• Objective: Nothing in the data should change when you return it, but leave the pictures out.
────────────────────────────────────────
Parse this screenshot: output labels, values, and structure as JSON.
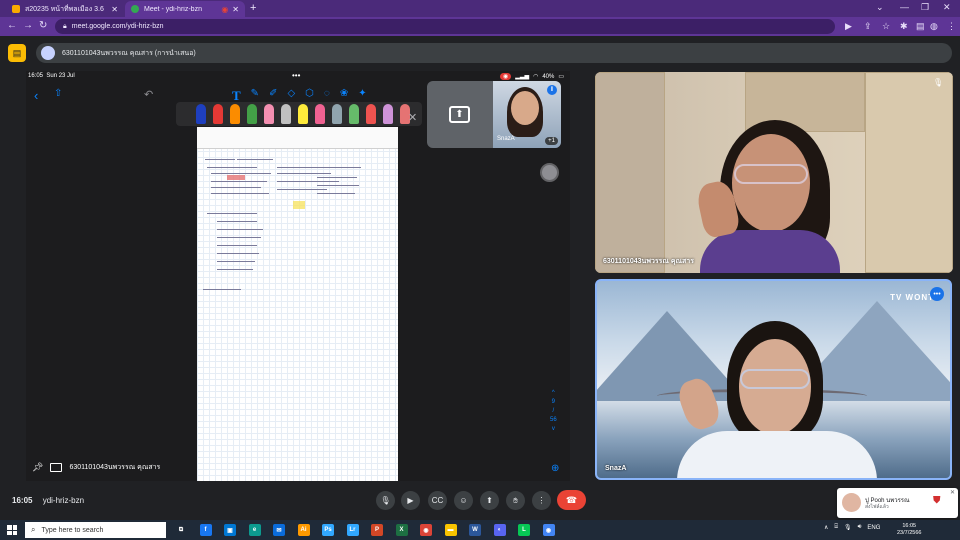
{
  "browser": {
    "tabs": [
      {
        "title": "ส20235 หน้าที่พลเมือง 3.6",
        "favicon_color": "#f9ab00"
      },
      {
        "title": "Meet - ydi-hriz-bzn",
        "favicon_color": "#34a853"
      }
    ],
    "new_tab": "+",
    "url": "meet.google.com/ydi-hriz-bzn"
  },
  "presentation": {
    "label": "6301101043นพวรรณ คุณสาร (การนำเสนอ)"
  },
  "ipad": {
    "time": "16:05",
    "date": "Sun 23 Jul",
    "battery": "40%",
    "dots": "•••",
    "page_indicator": [
      "^",
      "9",
      "/",
      "56",
      "v"
    ],
    "presenter_label": "6301101043นพวรรณ คุณสาร",
    "pen_colors": [
      "#1e3fbf",
      "#e53935",
      "#fb8c00",
      "#43a047",
      "#f48fb1",
      "#ffeb3b",
      "#f06292",
      "#ffee58",
      "#90a4ae",
      "#ef5350",
      "#66bb6a",
      "#ce93d8",
      "#e57373"
    ]
  },
  "self_tile": {
    "name": "SnazA",
    "others_badge": "+1"
  },
  "participants": [
    {
      "name": "6301101043นพวรรณ คุณสาร",
      "muted": true
    },
    {
      "name": "SnazA",
      "logo_text": "TV WONT"
    }
  ],
  "callbar": {
    "time": "16:05",
    "meeting_code": "ydi-hriz-bzn"
  },
  "notification": {
    "sender": "ปู Pooh นพวรรณ",
    "message": "ส่งไฟล์แล้ว"
  },
  "taskbar": {
    "search_placeholder": "Type here to search",
    "language": "ENG",
    "clock_time": "16:05",
    "clock_date": "23/7/2566",
    "apps": [
      {
        "name": "task-view",
        "color": "#1f2a38",
        "glyph": "⧉"
      },
      {
        "name": "facebook",
        "color": "#1877f2",
        "glyph": "f"
      },
      {
        "name": "store",
        "color": "#0078d4",
        "glyph": "▣"
      },
      {
        "name": "edge",
        "color": "#0c9a8f",
        "glyph": "e"
      },
      {
        "name": "mail",
        "color": "#0a6cdb",
        "glyph": "✉"
      },
      {
        "name": "illustrator",
        "color": "#ff9a00",
        "glyph": "Ai"
      },
      {
        "name": "photoshop",
        "color": "#31a8ff",
        "glyph": "Ps"
      },
      {
        "name": "lightroom",
        "color": "#31a8ff",
        "glyph": "Lr"
      },
      {
        "name": "powerpoint",
        "color": "#d24726",
        "glyph": "P"
      },
      {
        "name": "excel",
        "color": "#1d6f42",
        "glyph": "X"
      },
      {
        "name": "chrome",
        "color": "#db4437",
        "glyph": "◉"
      },
      {
        "name": "files",
        "color": "#f8c400",
        "glyph": "▬"
      },
      {
        "name": "word",
        "color": "#2b579a",
        "glyph": "W"
      },
      {
        "name": "discord",
        "color": "#5865f2",
        "glyph": "◐"
      },
      {
        "name": "line",
        "color": "#06c755",
        "glyph": "L"
      },
      {
        "name": "chrome-active",
        "color": "#4285f4",
        "glyph": "◉"
      }
    ]
  }
}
────────────────────────────────────────
• Task answer:
Parse this screenshot: output labels, values, and structure as JSON.
{
  "browser": {
    "tabs": [
      {
        "title": "ส20235 หน้าที่พลเมือง 3.6",
        "favicon_color": "#f9ab00"
      },
      {
        "title": "Meet - ydi-hriz-bzn",
        "favicon_color": "#34a853"
      }
    ],
    "new_tab": "+",
    "url": "meet.google.com/ydi-hriz-bzn"
  },
  "presentation": {
    "label": "6301101043นพวรรณ คุณสาร (การนำเสนอ)"
  },
  "ipad": {
    "time": "16:05",
    "date": "Sun 23 Jul",
    "battery": "40%",
    "dots": "•••",
    "page_indicator": [
      "^",
      "9",
      "/",
      "56",
      "v"
    ],
    "presenter_label": "6301101043นพวรรณ คุณสาร",
    "pen_colors": [
      "#1e3fbf",
      "#e53935",
      "#fb8c00",
      "#43a047",
      "#f48fb1",
      "#ffeb3b",
      "#f06292",
      "#ffee58",
      "#90a4ae",
      "#ef5350",
      "#66bb6a",
      "#ce93d8",
      "#e57373"
    ]
  },
  "self_tile": {
    "name": "SnazA",
    "others_badge": "+1"
  },
  "participants": [
    {
      "name": "6301101043นพวรรณ คุณสาร",
      "muted": true
    },
    {
      "name": "SnazA",
      "logo_text": "TV WONT"
    }
  ],
  "callbar": {
    "time": "16:05",
    "meeting_code": "ydi-hriz-bzn"
  },
  "notification": {
    "sender": "ปู Pooh นพวรรณ",
    "message": "ส่งไฟล์แล้ว"
  },
  "taskbar": {
    "search_placeholder": "Type here to search",
    "language": "ENG",
    "clock_time": "16:05",
    "clock_date": "23/7/2566",
    "apps": [
      {
        "name": "task-view",
        "color": "#1f2a38",
        "glyph": "⧉"
      },
      {
        "name": "facebook",
        "color": "#1877f2",
        "glyph": "f"
      },
      {
        "name": "store",
        "color": "#0078d4",
        "glyph": "▣"
      },
      {
        "name": "edge",
        "color": "#0c9a8f",
        "glyph": "e"
      },
      {
        "name": "mail",
        "color": "#0a6cdb",
        "glyph": "✉"
      },
      {
        "name": "illustrator",
        "color": "#ff9a00",
        "glyph": "Ai"
      },
      {
        "name": "photoshop",
        "color": "#31a8ff",
        "glyph": "Ps"
      },
      {
        "name": "lightroom",
        "color": "#31a8ff",
        "glyph": "Lr"
      },
      {
        "name": "powerpoint",
        "color": "#d24726",
        "glyph": "P"
      },
      {
        "name": "excel",
        "color": "#1d6f42",
        "glyph": "X"
      },
      {
        "name": "chrome",
        "color": "#db4437",
        "glyph": "◉"
      },
      {
        "name": "files",
        "color": "#f8c400",
        "glyph": "▬"
      },
      {
        "name": "word",
        "color": "#2b579a",
        "glyph": "W"
      },
      {
        "name": "discord",
        "color": "#5865f2",
        "glyph": "◐"
      },
      {
        "name": "line",
        "color": "#06c755",
        "glyph": "L"
      },
      {
        "name": "chrome-active",
        "color": "#4285f4",
        "glyph": "◉"
      }
    ]
  }
}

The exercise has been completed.